Repeat, exactly and completely, the entries shown underneath.
— START —
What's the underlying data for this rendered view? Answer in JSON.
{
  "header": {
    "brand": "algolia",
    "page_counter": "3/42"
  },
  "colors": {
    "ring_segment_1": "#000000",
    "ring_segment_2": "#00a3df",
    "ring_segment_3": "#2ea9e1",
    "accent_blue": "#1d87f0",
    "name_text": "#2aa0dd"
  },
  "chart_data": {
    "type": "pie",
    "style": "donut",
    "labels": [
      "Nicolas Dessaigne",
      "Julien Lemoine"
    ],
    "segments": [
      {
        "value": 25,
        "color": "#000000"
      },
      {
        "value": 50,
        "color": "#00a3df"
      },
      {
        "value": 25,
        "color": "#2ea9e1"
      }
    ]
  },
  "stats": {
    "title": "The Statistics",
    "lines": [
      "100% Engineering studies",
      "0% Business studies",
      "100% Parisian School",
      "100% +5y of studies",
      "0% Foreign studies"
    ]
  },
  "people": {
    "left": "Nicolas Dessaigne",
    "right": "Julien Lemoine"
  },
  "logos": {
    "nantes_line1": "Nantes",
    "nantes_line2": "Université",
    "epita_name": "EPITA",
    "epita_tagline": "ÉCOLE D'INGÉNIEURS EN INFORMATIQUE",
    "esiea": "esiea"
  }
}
— END —
- _Response for this exercise_:
What's the underlying data for this rendered view? Answer in JSON.
{
  "header": {
    "brand": "algolia",
    "page_counter": "3/42"
  },
  "colors": {
    "ring_segment_1": "#000000",
    "ring_segment_2": "#00a3df",
    "ring_segment_3": "#2ea9e1",
    "accent_blue": "#1d87f0",
    "name_text": "#2aa0dd"
  },
  "chart_data": {
    "type": "pie",
    "style": "donut",
    "labels": [
      "Nicolas Dessaigne",
      "Julien Lemoine"
    ],
    "segments": [
      {
        "value": 25,
        "color": "#000000"
      },
      {
        "value": 50,
        "color": "#00a3df"
      },
      {
        "value": 25,
        "color": "#2ea9e1"
      }
    ]
  },
  "stats": {
    "title": "The Statistics",
    "lines": [
      "100% Engineering studies",
      "0% Business studies",
      "100% Parisian School",
      "100% +5y of studies",
      "0% Foreign studies"
    ]
  },
  "people": {
    "left": "Nicolas Dessaigne",
    "right": "Julien Lemoine"
  },
  "logos": {
    "nantes_line1": "Nantes",
    "nantes_line2": "Université",
    "epita_name": "EPITA",
    "epita_tagline": "ÉCOLE D'INGÉNIEURS EN INFORMATIQUE",
    "esiea": "esiea"
  }
}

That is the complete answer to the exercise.